**Task**:
Make an exact copy of all the data.
════════════════════
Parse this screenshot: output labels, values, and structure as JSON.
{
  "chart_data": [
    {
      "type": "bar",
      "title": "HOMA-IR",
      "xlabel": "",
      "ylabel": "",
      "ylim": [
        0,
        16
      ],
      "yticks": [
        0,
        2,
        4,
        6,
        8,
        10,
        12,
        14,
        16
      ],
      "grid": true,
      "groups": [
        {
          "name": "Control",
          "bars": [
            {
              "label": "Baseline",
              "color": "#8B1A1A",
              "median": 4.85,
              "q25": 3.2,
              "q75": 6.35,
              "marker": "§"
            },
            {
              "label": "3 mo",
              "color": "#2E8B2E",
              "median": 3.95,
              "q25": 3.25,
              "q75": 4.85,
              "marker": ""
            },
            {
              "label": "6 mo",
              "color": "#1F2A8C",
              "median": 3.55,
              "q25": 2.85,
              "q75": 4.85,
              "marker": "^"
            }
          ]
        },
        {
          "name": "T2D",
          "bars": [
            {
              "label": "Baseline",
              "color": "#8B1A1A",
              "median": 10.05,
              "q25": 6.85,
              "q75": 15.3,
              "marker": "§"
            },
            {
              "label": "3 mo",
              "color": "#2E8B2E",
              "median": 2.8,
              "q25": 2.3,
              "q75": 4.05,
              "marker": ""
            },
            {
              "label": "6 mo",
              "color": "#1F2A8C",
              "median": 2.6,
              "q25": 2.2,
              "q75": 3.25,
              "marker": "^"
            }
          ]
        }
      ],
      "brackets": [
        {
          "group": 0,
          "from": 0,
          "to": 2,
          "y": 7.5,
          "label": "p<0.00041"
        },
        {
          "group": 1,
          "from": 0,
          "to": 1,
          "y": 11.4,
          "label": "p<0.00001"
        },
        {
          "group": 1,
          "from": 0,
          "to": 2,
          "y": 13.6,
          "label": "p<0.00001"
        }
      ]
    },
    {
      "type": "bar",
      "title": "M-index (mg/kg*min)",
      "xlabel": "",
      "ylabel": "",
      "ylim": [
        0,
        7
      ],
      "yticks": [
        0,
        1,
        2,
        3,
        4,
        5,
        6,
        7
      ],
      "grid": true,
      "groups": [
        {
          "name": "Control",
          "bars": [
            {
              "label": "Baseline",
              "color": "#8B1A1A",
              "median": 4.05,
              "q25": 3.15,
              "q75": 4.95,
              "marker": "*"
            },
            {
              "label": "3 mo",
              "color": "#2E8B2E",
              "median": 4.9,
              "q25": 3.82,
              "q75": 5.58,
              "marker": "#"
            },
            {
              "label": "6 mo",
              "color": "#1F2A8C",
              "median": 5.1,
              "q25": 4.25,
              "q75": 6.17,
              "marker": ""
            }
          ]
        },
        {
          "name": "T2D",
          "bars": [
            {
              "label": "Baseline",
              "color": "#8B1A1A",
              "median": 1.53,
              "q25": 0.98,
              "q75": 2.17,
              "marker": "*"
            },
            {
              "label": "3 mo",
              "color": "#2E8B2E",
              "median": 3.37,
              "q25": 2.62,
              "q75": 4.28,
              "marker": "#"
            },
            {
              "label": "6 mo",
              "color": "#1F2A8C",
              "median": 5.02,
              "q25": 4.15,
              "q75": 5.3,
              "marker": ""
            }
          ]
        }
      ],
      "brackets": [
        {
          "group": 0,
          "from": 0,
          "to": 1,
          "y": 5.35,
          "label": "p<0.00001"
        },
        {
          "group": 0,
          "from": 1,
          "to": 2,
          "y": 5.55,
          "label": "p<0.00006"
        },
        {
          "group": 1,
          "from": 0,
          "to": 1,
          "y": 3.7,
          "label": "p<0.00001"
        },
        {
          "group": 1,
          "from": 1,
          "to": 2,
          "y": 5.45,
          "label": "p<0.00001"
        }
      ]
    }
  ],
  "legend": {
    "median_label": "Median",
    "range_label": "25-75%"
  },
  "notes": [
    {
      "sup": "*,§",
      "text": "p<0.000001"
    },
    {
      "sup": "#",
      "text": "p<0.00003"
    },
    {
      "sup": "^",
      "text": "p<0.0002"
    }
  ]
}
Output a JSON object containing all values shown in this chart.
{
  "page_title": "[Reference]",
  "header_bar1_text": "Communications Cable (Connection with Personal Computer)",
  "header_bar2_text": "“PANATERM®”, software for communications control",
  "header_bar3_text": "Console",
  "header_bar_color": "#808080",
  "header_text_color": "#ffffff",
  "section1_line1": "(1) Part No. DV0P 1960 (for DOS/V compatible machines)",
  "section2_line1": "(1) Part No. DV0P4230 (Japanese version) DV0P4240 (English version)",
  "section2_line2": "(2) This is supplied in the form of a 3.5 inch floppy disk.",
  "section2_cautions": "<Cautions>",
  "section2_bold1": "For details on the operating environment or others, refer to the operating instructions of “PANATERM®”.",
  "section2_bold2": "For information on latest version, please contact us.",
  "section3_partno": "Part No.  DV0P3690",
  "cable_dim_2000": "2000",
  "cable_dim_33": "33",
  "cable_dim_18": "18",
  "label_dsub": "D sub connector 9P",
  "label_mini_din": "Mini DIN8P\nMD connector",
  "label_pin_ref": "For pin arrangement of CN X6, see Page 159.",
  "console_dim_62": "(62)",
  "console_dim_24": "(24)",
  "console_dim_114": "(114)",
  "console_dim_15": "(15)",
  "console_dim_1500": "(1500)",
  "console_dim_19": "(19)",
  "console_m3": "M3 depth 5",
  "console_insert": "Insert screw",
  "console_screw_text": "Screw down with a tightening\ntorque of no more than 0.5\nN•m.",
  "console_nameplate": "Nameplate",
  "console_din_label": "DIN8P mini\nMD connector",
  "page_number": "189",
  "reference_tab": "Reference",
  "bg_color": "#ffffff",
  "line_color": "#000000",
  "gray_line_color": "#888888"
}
════════════════════
**Answer for this exercise**:
Parse this screenshot: output labels, values, and structure as JSON.
{
  "chart_data": [
    {
      "type": "bar",
      "title": "HOMA-IR",
      "xlabel": "",
      "ylabel": "",
      "ylim": [
        0,
        16
      ],
      "yticks": [
        0,
        2,
        4,
        6,
        8,
        10,
        12,
        14,
        16
      ],
      "grid": true,
      "groups": [
        {
          "name": "Control",
          "bars": [
            {
              "label": "Baseline",
              "color": "#8B1A1A",
              "median": 4.85,
              "q25": 3.2,
              "q75": 6.35,
              "marker": "§"
            },
            {
              "label": "3 mo",
              "color": "#2E8B2E",
              "median": 3.95,
              "q25": 3.25,
              "q75": 4.85,
              "marker": ""
            },
            {
              "label": "6 mo",
              "color": "#1F2A8C",
              "median": 3.55,
              "q25": 2.85,
              "q75": 4.85,
              "marker": "^"
            }
          ]
        },
        {
          "name": "T2D",
          "bars": [
            {
              "label": "Baseline",
              "color": "#8B1A1A",
              "median": 10.05,
              "q25": 6.85,
              "q75": 15.3,
              "marker": "§"
            },
            {
              "label": "3 mo",
              "color": "#2E8B2E",
              "median": 2.8,
              "q25": 2.3,
              "q75": 4.05,
              "marker": ""
            },
            {
              "label": "6 mo",
              "color": "#1F2A8C",
              "median": 2.6,
              "q25": 2.2,
              "q75": 3.25,
              "marker": "^"
            }
          ]
        }
      ],
      "brackets": [
        {
          "group": 0,
          "from": 0,
          "to": 2,
          "y": 7.5,
          "label": "p<0.00041"
        },
        {
          "group": 1,
          "from": 0,
          "to": 1,
          "y": 11.4,
          "label": "p<0.00001"
        },
        {
          "group": 1,
          "from": 0,
          "to": 2,
          "y": 13.6,
          "label": "p<0.00001"
        }
      ]
    },
    {
      "type": "bar",
      "title": "M-index (mg/kg*min)",
      "xlabel": "",
      "ylabel": "",
      "ylim": [
        0,
        7
      ],
      "yticks": [
        0,
        1,
        2,
        3,
        4,
        5,
        6,
        7
      ],
      "grid": true,
      "groups": [
        {
          "name": "Control",
          "bars": [
            {
              "label": "Baseline",
              "color": "#8B1A1A",
              "median": 4.05,
              "q25": 3.15,
              "q75": 4.95,
              "marker": "*"
            },
            {
              "label": "3 mo",
              "color": "#2E8B2E",
              "median": 4.9,
              "q25": 3.82,
              "q75": 5.58,
              "marker": "#"
            },
            {
              "label": "6 mo",
              "color": "#1F2A8C",
              "median": 5.1,
              "q25": 4.25,
              "q75": 6.17,
              "marker": ""
            }
          ]
        },
        {
          "name": "T2D",
          "bars": [
            {
              "label": "Baseline",
              "color": "#8B1A1A",
              "median": 1.53,
              "q25": 0.98,
              "q75": 2.17,
              "marker": "*"
            },
            {
              "label": "3 mo",
              "color": "#2E8B2E",
              "median": 3.37,
              "q25": 2.62,
              "q75": 4.28,
              "marker": "#"
            },
            {
              "label": "6 mo",
              "color": "#1F2A8C",
              "median": 5.02,
              "q25": 4.15,
              "q75": 5.3,
              "marker": ""
            }
          ]
        }
      ],
      "brackets": [
        {
          "group": 0,
          "from": 0,
          "to": 1,
          "y": 5.35,
          "label": "p<0.00001"
        },
        {
          "group": 0,
          "from": 1,
          "to": 2,
          "y": 5.55,
          "label": "p<0.00006"
        },
        {
          "group": 1,
          "from": 0,
          "to": 1,
          "y": 3.7,
          "label": "p<0.00001"
        },
        {
          "group": 1,
          "from": 1,
          "to": 2,
          "y": 5.45,
          "label": "p<0.00001"
        }
      ]
    }
  ],
  "legend": {
    "median_label": "Median",
    "range_label": "25-75%"
  },
  "notes": [
    {
      "sup": "*,§",
      "text": "p<0.000001"
    },
    {
      "sup": "#",
      "text": "p<0.00003"
    },
    {
      "sup": "^",
      "text": "p<0.0002"
    }
  ]
}
Output a JSON object containing all values shown in this chart.
{
  "page_title": "[Reference]",
  "header_bar1_text": "Communications Cable (Connection with Personal Computer)",
  "header_bar2_text": "“PANATERM®”, software for communications control",
  "header_bar3_text": "Console",
  "header_bar_color": "#808080",
  "header_text_color": "#ffffff",
  "section1_line1": "(1) Part No. DV0P 1960 (for DOS/V compatible machines)",
  "section2_line1": "(1) Part No. DV0P4230 (Japanese version) DV0P4240 (English version)",
  "section2_line2": "(2) This is supplied in the form of a 3.5 inch floppy disk.",
  "section2_cautions": "<Cautions>",
  "section2_bold1": "For details on the operating environment or others, refer to the operating instructions of “PANATERM®”.",
  "section2_bold2": "For information on latest version, please contact us.",
  "section3_partno": "Part No.  DV0P3690",
  "cable_dim_2000": "2000",
  "cable_dim_33": "33",
  "cable_dim_18": "18",
  "label_dsub": "D sub connector 9P",
  "label_mini_din": "Mini DIN8P\nMD connector",
  "label_pin_ref": "For pin arrangement of CN X6, see Page 159.",
  "console_dim_62": "(62)",
  "console_dim_24": "(24)",
  "console_dim_114": "(114)",
  "console_dim_15": "(15)",
  "console_dim_1500": "(1500)",
  "console_dim_19": "(19)",
  "console_m3": "M3 depth 5",
  "console_insert": "Insert screw",
  "console_screw_text": "Screw down with a tightening\ntorque of no more than 0.5\nN•m.",
  "console_nameplate": "Nameplate",
  "console_din_label": "DIN8P mini\nMD connector",
  "page_number": "189",
  "reference_tab": "Reference",
  "bg_color": "#ffffff",
  "line_color": "#000000",
  "gray_line_color": "#888888"
}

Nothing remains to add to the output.